Data rows:
- - - -

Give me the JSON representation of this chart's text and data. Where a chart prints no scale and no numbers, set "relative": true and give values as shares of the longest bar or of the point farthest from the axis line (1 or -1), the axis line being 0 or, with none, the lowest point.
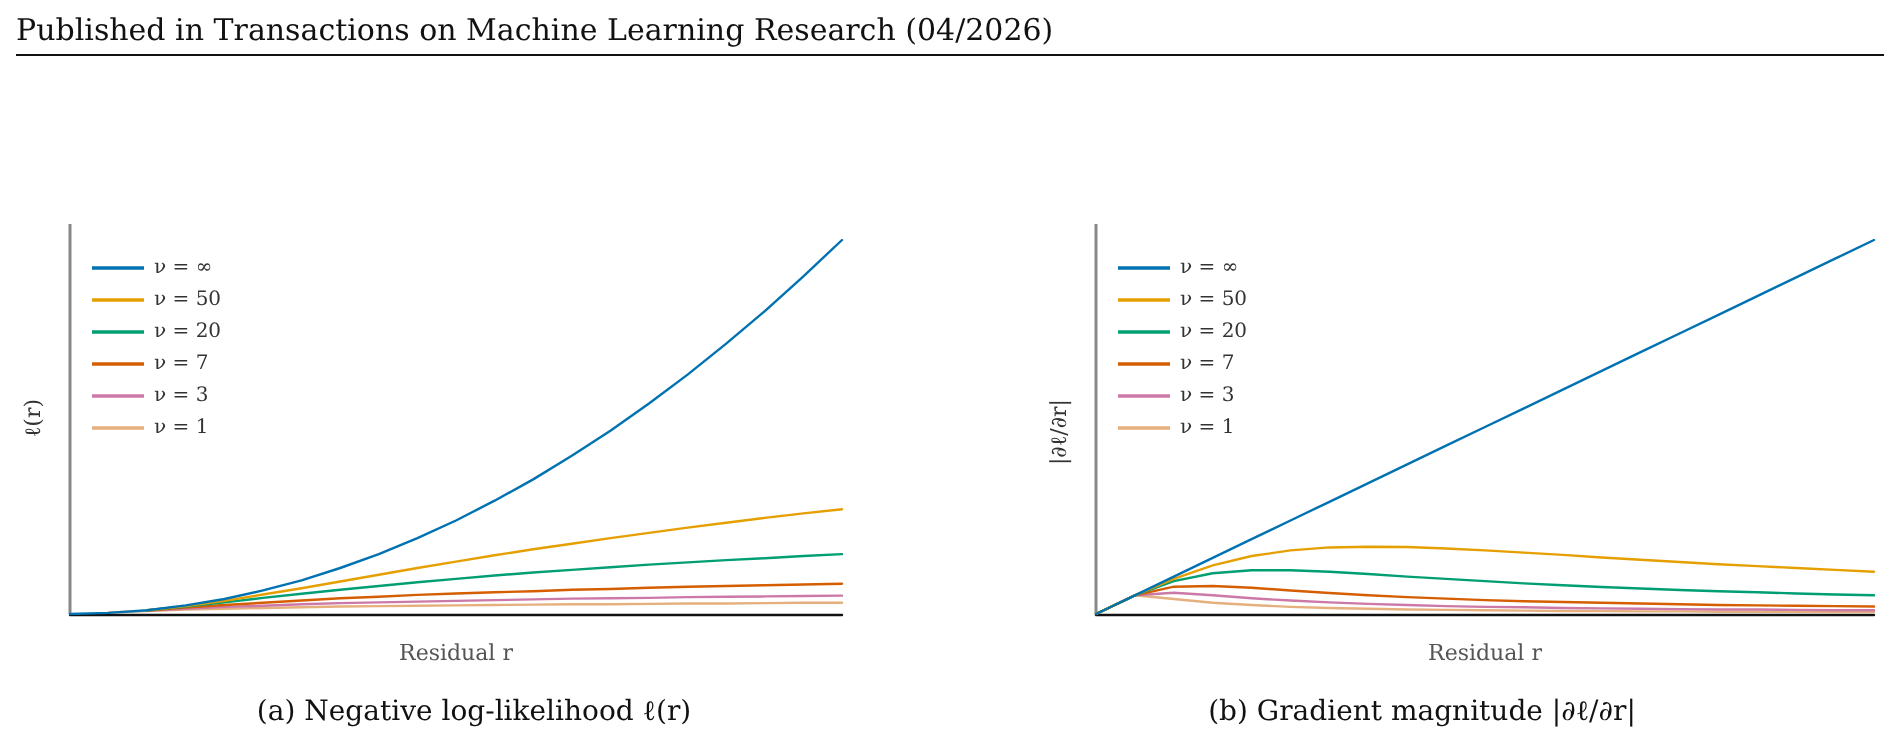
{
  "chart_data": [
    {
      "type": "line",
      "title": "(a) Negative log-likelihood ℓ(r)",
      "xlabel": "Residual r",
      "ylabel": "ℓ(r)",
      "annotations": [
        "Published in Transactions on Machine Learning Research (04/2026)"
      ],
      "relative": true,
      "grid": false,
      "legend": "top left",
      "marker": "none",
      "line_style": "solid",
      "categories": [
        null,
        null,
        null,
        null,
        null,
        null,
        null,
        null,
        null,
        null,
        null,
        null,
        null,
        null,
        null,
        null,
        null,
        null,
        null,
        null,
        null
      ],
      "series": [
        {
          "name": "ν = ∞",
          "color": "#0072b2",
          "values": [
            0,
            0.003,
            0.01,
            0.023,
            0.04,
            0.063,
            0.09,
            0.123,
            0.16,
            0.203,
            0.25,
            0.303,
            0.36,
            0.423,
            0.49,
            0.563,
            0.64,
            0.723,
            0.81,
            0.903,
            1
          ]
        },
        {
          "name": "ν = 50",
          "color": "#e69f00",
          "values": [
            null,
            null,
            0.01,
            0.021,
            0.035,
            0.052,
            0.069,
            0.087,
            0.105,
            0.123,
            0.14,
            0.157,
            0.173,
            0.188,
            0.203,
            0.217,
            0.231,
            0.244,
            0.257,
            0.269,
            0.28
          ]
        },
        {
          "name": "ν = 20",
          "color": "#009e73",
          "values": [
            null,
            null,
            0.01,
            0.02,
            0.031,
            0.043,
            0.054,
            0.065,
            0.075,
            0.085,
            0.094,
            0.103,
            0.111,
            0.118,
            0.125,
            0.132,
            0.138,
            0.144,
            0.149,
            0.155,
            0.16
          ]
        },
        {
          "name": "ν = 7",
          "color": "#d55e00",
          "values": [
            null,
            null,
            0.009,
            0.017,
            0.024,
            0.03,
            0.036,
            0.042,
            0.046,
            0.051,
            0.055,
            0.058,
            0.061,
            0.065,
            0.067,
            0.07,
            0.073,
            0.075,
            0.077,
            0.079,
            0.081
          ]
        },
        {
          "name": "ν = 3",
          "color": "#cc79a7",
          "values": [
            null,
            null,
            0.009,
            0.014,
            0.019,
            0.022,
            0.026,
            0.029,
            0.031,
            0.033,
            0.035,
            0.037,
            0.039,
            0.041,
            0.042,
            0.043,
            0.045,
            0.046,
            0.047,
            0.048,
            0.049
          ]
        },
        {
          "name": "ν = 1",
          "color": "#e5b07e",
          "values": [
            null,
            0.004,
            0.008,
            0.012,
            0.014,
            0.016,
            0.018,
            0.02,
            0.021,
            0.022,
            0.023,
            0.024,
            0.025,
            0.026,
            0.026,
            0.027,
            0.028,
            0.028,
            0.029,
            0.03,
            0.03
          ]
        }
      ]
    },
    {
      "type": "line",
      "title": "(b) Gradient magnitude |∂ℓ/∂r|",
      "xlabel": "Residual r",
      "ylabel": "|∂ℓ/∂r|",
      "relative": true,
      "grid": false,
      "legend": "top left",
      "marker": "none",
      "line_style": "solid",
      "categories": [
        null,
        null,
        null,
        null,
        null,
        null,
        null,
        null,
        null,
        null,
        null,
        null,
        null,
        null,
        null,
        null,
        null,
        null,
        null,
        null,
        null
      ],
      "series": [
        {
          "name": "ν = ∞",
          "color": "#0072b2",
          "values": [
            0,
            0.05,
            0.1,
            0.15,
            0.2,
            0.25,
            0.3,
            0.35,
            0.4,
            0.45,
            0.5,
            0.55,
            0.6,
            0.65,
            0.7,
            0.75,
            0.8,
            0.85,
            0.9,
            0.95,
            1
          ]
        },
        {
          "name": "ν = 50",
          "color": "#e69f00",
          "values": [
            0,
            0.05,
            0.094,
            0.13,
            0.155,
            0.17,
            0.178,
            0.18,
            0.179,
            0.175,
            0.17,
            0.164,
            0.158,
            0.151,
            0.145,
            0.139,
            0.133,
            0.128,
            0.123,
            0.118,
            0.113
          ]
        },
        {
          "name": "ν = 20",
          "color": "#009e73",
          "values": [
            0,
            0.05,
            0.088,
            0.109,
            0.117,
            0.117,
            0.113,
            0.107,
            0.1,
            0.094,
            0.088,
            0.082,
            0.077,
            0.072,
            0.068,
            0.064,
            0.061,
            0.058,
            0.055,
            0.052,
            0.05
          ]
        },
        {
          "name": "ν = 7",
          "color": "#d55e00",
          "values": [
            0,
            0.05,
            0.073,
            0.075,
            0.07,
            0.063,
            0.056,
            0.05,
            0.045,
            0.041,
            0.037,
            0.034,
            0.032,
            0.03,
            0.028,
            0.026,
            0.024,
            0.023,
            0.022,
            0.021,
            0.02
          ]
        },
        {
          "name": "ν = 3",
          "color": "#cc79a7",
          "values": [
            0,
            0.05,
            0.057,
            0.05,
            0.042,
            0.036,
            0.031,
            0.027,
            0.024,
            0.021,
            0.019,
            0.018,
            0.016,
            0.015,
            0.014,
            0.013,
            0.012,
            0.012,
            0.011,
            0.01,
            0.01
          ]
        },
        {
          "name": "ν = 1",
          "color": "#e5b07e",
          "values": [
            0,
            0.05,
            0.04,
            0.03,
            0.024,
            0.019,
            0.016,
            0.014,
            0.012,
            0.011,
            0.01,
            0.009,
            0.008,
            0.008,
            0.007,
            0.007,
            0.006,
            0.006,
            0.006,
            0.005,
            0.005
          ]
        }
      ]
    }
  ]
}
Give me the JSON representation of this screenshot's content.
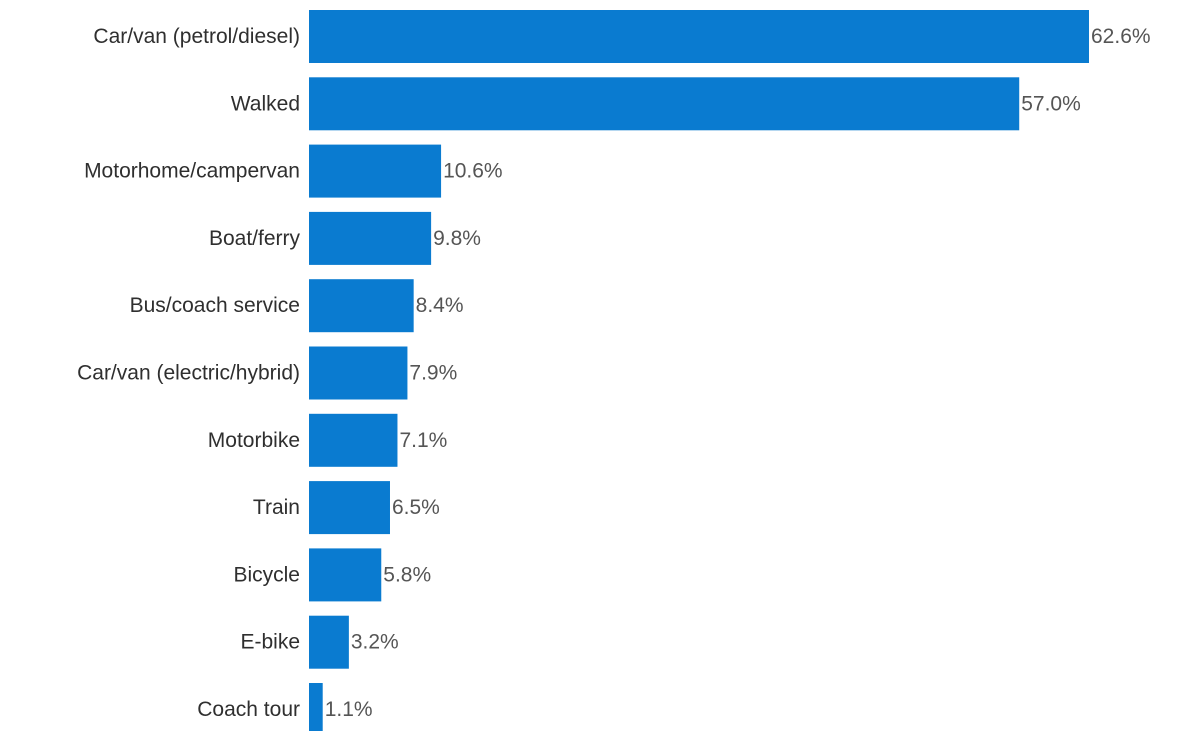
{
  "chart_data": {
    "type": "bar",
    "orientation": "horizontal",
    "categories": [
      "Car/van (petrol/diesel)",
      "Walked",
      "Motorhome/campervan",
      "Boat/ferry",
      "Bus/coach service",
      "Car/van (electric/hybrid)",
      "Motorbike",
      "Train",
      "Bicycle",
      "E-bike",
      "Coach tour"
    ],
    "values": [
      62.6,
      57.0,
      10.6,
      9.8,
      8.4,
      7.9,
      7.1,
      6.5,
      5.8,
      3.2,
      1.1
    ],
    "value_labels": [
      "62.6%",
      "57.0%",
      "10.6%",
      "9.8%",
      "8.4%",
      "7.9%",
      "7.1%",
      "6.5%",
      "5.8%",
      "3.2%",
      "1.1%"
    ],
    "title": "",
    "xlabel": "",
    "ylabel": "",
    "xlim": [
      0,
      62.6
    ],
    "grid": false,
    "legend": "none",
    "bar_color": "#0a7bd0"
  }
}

- - - -

Extract only the lines from the line containing "Give me the JSON representation of this screenshot's" through the final line of the listing above, unchanged; pictures stay out of the copy.

Give me the JSON representation of this screenshot's content.
{
  "chart_data": {
    "type": "bar",
    "orientation": "horizontal",
    "categories": [
      "Car/van (petrol/diesel)",
      "Walked",
      "Motorhome/campervan",
      "Boat/ferry",
      "Bus/coach service",
      "Car/van (electric/hybrid)",
      "Motorbike",
      "Train",
      "Bicycle",
      "E-bike",
      "Coach tour"
    ],
    "values": [
      62.6,
      57.0,
      10.6,
      9.8,
      8.4,
      7.9,
      7.1,
      6.5,
      5.8,
      3.2,
      1.1
    ],
    "value_labels": [
      "62.6%",
      "57.0%",
      "10.6%",
      "9.8%",
      "8.4%",
      "7.9%",
      "7.1%",
      "6.5%",
      "5.8%",
      "3.2%",
      "1.1%"
    ],
    "title": "",
    "xlabel": "",
    "ylabel": "",
    "xlim": [
      0,
      62.6
    ],
    "grid": false,
    "legend": "none",
    "bar_color": "#0a7bd0"
  }
}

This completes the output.